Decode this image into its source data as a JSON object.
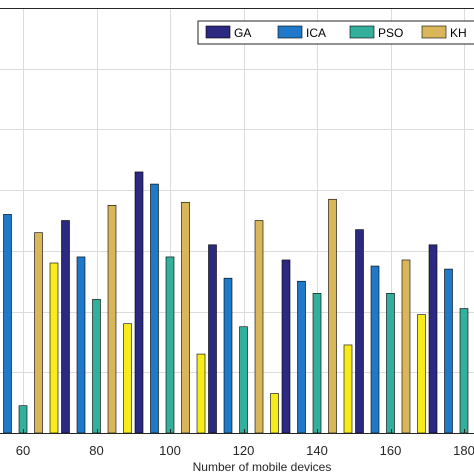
{
  "chart_data": {
    "type": "bar",
    "xlabel": "Number of mobile devices",
    "ylabel": "",
    "categories": [
      "60",
      "80",
      "100",
      "120",
      "140",
      "160",
      "180"
    ],
    "ylim": [
      0,
      14
    ],
    "grid": true,
    "legend_position": "top-right",
    "series": [
      {
        "name": "GA",
        "color": "#2b2a80",
        "values": [
          7.6,
          7.0,
          8.6,
          6.2,
          5.7,
          6.7,
          6.2
        ]
      },
      {
        "name": "ICA",
        "color": "#1f78c8",
        "values": [
          7.2,
          5.8,
          8.2,
          5.1,
          5.0,
          5.5,
          5.4
        ]
      },
      {
        "name": "PSO",
        "color": "#33b09b",
        "values": [
          0.9,
          4.4,
          5.8,
          3.5,
          4.6,
          4.6,
          4.1
        ]
      },
      {
        "name": "KH",
        "color": "#d9b65a",
        "values": [
          6.6,
          7.5,
          7.6,
          7.0,
          7.7,
          5.7,
          6.2
        ]
      },
      {
        "name": "",
        "color": "#f7ec1a",
        "values": [
          5.6,
          3.6,
          2.6,
          1.3,
          2.9,
          3.9,
          0
        ]
      }
    ]
  }
}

Task prompt → Take the entries shown above and quote them verbatim, passing over the pictures.

Exercise result →
Decode this image into its source data as a JSON object.
{
  "chart_data": {
    "type": "bar",
    "xlabel": "Number of mobile devices",
    "ylabel": "",
    "categories": [
      "60",
      "80",
      "100",
      "120",
      "140",
      "160",
      "180"
    ],
    "ylim": [
      0,
      14
    ],
    "grid": true,
    "legend_position": "top-right",
    "series": [
      {
        "name": "GA",
        "color": "#2b2a80",
        "values": [
          7.6,
          7.0,
          8.6,
          6.2,
          5.7,
          6.7,
          6.2
        ]
      },
      {
        "name": "ICA",
        "color": "#1f78c8",
        "values": [
          7.2,
          5.8,
          8.2,
          5.1,
          5.0,
          5.5,
          5.4
        ]
      },
      {
        "name": "PSO",
        "color": "#33b09b",
        "values": [
          0.9,
          4.4,
          5.8,
          3.5,
          4.6,
          4.6,
          4.1
        ]
      },
      {
        "name": "KH",
        "color": "#d9b65a",
        "values": [
          6.6,
          7.5,
          7.6,
          7.0,
          7.7,
          5.7,
          6.2
        ]
      },
      {
        "name": "",
        "color": "#f7ec1a",
        "values": [
          5.6,
          3.6,
          2.6,
          1.3,
          2.9,
          3.9,
          0
        ]
      }
    ]
  }
}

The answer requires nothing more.